## TASK DESCRIPTION
In the records below, find each line with the word "type" and copy it.

## SUPPLIED ENTRIES
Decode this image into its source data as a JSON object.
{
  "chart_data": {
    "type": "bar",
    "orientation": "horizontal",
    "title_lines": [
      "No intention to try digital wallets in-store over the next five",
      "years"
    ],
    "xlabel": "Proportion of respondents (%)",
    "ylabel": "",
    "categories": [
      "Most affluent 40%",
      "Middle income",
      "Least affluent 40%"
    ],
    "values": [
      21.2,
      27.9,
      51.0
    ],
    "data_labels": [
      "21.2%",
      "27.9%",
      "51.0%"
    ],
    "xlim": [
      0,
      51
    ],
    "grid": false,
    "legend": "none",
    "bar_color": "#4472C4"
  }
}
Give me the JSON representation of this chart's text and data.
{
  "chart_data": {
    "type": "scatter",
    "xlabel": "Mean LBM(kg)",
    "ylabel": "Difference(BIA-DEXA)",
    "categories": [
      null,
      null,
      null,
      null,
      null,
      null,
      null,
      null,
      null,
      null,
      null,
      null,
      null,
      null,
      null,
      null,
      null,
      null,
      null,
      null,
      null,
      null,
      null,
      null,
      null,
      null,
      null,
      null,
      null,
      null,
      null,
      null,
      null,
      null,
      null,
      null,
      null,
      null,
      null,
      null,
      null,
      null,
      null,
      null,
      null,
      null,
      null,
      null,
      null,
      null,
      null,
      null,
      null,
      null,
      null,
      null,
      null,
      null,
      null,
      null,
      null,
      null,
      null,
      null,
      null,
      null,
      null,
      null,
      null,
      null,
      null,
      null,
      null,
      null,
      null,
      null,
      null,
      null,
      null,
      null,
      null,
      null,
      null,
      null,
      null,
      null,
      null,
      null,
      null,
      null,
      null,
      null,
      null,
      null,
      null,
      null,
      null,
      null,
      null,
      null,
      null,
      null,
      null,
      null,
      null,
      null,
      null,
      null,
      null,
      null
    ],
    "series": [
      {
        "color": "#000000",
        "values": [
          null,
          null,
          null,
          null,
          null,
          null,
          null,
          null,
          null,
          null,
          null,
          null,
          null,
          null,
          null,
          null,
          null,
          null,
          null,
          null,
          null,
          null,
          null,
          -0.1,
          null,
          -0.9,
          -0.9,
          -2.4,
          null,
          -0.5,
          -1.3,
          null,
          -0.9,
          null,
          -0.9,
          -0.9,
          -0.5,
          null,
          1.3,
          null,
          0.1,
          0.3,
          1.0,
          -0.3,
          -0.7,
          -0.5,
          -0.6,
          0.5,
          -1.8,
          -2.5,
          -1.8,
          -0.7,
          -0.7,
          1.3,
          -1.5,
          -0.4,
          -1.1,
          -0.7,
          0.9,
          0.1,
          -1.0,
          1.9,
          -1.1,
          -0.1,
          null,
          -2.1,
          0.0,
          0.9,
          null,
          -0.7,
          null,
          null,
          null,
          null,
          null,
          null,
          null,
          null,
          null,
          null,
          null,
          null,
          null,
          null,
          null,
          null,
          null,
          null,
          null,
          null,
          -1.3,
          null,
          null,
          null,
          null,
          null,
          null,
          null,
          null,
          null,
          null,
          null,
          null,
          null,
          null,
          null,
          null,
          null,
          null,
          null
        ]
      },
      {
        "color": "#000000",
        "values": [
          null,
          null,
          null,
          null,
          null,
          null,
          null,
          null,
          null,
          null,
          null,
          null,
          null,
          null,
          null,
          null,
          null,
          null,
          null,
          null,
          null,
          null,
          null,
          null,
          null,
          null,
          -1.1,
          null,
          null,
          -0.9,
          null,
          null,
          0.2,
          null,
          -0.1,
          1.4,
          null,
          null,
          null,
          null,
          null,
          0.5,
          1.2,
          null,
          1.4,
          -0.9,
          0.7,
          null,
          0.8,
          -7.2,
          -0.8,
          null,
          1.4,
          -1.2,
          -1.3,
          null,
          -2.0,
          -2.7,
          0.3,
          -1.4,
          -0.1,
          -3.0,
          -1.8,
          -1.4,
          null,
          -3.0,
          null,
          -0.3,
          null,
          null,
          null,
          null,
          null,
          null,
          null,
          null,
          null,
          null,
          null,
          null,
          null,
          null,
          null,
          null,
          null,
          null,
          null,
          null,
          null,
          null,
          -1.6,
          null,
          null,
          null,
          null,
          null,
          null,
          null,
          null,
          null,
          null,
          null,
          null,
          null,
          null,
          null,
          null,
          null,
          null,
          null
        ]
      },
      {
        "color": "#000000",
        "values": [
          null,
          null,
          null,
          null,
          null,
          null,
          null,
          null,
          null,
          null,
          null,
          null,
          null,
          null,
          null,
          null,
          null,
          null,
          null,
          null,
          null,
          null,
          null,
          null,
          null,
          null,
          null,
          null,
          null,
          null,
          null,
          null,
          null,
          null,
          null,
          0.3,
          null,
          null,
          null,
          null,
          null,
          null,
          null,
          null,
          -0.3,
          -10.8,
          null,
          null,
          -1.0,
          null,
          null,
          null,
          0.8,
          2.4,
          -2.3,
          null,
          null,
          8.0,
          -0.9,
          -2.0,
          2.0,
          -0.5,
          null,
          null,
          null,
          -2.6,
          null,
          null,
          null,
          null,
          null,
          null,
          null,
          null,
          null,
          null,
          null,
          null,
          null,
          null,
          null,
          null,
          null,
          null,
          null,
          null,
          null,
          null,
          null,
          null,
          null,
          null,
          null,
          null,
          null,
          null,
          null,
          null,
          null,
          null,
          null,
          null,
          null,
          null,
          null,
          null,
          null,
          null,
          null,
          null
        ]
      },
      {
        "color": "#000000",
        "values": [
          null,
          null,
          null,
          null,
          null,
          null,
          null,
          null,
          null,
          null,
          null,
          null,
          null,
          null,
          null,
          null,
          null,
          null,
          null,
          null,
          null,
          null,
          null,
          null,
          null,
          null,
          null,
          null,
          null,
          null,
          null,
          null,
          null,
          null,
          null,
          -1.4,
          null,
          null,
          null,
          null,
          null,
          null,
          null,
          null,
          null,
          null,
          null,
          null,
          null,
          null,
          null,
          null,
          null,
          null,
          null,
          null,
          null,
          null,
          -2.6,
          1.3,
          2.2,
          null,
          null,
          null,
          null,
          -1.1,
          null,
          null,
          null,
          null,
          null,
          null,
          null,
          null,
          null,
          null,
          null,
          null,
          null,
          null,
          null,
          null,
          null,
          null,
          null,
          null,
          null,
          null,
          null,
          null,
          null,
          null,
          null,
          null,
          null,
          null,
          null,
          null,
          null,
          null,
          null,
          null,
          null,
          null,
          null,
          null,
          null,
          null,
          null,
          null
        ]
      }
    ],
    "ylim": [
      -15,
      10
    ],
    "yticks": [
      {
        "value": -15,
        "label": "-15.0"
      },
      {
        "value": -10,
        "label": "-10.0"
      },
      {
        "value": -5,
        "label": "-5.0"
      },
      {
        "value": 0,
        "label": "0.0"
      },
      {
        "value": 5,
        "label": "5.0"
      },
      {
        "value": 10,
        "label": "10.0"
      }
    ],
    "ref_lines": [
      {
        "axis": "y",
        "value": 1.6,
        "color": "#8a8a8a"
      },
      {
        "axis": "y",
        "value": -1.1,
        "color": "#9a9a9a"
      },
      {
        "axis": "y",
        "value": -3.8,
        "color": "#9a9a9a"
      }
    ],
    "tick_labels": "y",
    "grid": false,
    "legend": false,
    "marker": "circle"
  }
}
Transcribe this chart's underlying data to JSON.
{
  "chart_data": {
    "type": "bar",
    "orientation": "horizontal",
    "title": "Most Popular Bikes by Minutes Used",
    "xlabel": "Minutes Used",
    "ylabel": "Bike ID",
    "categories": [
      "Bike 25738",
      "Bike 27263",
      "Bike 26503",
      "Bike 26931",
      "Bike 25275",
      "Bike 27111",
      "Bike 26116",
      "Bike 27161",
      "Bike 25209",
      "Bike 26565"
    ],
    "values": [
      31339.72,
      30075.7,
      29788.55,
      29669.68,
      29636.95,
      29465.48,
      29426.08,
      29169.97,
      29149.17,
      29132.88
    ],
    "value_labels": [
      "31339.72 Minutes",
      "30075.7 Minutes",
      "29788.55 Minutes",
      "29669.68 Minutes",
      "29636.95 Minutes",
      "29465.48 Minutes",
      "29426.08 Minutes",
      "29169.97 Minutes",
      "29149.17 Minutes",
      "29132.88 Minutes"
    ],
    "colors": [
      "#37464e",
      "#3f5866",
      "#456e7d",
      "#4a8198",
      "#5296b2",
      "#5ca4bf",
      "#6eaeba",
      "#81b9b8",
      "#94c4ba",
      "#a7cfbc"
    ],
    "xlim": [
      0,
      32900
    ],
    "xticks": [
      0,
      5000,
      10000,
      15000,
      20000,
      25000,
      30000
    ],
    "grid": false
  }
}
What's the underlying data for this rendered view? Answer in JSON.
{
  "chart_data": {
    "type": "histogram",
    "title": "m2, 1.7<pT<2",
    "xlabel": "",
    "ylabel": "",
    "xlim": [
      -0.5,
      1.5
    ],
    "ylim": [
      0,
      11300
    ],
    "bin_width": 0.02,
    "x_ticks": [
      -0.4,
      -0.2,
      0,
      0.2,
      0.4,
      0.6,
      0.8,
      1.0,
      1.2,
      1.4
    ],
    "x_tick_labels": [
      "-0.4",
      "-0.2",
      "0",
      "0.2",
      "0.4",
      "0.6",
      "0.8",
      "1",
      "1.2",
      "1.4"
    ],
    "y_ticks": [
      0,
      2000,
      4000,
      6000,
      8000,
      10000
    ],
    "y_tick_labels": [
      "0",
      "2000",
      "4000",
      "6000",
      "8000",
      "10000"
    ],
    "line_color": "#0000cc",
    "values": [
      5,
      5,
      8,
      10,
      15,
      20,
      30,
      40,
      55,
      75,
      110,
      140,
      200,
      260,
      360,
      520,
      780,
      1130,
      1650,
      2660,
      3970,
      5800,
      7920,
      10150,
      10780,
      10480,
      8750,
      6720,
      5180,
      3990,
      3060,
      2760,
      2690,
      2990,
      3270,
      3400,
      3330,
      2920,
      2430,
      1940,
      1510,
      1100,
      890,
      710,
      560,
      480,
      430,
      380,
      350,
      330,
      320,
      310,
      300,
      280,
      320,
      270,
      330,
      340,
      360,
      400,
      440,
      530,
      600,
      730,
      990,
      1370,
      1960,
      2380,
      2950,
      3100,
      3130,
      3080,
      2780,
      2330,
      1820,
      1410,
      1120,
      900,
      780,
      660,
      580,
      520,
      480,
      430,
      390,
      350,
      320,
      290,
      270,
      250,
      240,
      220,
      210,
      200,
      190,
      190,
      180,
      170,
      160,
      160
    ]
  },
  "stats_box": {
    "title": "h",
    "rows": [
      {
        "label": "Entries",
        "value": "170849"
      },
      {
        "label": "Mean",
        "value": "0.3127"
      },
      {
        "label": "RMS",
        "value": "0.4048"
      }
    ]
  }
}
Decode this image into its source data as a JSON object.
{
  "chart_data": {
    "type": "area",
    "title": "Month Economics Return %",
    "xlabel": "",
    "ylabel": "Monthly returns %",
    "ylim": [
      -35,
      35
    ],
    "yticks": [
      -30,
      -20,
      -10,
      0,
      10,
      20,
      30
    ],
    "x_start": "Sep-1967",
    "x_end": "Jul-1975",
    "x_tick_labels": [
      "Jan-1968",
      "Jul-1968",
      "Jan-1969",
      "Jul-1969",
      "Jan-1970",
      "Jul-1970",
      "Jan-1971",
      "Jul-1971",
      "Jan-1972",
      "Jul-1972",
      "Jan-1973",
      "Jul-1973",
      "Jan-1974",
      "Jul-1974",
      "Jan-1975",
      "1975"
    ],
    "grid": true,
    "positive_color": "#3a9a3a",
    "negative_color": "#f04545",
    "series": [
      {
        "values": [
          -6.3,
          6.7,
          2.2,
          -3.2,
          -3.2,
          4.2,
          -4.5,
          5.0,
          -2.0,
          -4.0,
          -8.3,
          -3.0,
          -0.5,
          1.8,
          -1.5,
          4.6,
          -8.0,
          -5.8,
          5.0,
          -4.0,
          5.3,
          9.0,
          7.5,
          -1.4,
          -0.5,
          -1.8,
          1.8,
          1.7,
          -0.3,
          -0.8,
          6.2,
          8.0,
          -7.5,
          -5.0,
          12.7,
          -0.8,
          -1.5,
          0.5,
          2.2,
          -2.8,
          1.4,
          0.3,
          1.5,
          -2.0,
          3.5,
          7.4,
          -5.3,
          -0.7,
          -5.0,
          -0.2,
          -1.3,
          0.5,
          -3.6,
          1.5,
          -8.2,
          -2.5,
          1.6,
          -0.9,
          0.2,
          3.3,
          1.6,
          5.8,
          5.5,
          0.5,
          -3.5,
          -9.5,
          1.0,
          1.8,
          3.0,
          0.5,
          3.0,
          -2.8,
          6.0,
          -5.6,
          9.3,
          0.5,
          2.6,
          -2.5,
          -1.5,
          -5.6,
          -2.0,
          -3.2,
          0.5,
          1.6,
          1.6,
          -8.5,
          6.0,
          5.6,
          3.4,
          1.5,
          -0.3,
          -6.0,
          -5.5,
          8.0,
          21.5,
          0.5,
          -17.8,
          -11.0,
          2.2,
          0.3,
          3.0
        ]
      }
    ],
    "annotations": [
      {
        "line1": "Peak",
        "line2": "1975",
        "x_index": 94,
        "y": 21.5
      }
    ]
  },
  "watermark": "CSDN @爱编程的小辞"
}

## WRITTEN REPLY
    "type": "bar",
    "type": "scatter",
    "type": "bar",
    "type": "histogram",
    "type": "area",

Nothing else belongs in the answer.